## Information given

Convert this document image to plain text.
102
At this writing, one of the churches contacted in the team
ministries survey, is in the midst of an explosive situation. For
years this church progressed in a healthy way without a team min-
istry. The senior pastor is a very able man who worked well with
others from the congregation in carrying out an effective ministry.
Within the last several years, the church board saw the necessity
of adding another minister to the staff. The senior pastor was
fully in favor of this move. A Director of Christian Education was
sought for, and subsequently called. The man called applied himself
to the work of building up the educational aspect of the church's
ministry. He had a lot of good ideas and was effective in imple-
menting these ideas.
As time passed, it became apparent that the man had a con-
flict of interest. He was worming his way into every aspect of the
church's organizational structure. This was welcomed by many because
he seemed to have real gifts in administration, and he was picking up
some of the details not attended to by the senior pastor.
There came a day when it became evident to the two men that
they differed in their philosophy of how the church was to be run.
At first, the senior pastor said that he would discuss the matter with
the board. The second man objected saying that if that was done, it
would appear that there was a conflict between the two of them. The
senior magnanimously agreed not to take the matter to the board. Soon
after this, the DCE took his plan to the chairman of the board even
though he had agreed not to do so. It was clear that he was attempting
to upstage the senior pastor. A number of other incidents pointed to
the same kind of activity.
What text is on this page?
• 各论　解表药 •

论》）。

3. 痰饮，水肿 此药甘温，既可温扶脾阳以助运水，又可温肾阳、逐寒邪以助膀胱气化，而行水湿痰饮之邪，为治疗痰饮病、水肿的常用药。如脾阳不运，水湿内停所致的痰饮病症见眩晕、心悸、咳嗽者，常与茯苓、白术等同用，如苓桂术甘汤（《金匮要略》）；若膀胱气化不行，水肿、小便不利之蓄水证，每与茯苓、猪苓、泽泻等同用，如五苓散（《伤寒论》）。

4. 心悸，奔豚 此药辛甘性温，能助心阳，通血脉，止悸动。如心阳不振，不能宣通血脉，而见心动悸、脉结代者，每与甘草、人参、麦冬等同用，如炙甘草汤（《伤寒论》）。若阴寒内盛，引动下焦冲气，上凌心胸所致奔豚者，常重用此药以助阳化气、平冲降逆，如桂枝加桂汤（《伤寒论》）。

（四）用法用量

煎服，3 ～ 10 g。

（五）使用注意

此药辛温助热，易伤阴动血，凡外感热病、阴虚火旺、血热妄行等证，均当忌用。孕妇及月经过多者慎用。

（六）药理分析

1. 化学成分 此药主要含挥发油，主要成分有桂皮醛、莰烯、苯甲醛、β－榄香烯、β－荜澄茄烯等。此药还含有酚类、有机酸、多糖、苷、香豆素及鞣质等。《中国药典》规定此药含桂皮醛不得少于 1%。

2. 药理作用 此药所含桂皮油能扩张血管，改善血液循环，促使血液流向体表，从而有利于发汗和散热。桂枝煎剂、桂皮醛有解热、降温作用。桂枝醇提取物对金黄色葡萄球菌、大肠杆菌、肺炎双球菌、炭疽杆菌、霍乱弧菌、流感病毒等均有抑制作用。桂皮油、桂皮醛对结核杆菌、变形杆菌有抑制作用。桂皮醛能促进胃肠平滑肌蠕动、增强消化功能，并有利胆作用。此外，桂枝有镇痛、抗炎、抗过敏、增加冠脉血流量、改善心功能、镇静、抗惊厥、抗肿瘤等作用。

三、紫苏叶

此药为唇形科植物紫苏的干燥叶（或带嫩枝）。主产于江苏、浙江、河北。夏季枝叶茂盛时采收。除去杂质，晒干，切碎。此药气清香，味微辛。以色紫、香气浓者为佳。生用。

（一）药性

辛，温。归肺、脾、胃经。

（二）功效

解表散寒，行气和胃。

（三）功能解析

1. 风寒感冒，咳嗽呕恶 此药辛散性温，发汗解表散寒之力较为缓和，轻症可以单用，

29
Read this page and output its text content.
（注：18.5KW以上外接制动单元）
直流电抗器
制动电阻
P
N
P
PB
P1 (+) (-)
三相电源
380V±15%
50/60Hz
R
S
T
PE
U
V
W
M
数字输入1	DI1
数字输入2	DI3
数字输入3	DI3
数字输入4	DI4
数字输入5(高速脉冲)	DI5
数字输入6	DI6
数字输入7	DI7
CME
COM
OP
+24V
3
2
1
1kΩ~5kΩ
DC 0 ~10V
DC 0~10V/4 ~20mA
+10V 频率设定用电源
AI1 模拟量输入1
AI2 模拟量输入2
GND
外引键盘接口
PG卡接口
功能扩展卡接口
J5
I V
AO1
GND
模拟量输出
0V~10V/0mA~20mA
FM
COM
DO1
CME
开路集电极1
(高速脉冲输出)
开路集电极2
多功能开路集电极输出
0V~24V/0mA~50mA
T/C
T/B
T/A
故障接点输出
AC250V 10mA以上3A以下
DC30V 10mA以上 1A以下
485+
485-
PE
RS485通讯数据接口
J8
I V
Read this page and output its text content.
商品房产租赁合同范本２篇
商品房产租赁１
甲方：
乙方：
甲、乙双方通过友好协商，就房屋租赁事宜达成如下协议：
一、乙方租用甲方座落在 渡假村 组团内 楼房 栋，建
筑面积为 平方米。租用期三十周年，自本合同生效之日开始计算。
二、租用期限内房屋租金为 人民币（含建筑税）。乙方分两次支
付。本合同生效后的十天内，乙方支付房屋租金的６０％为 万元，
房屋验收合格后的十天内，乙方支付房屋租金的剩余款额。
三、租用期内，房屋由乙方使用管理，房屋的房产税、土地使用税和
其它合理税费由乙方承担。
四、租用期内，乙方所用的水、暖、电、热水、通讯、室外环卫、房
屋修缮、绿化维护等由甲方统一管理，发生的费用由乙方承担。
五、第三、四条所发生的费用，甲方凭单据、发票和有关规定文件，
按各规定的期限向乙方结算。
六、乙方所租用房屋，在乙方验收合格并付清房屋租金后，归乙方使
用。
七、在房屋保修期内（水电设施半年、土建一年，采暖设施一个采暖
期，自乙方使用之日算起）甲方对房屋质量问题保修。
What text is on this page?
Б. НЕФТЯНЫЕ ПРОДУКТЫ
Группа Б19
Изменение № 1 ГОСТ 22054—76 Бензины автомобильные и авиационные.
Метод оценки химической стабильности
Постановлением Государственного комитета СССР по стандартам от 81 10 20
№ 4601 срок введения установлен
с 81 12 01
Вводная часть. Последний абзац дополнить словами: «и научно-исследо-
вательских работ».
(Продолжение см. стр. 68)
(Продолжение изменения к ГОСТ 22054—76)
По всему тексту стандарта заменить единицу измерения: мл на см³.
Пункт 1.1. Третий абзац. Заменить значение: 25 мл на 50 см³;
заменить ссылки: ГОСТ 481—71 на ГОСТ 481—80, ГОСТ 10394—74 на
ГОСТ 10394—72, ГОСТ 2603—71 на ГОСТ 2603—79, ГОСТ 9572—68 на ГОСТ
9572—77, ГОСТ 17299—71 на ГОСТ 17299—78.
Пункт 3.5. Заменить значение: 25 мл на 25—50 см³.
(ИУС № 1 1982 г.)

## What to work on
Find the lines containing "became" and pull them out.

## Response
As time passed, it became apparent that the man had a con-
There came a day when it became evident to the two men that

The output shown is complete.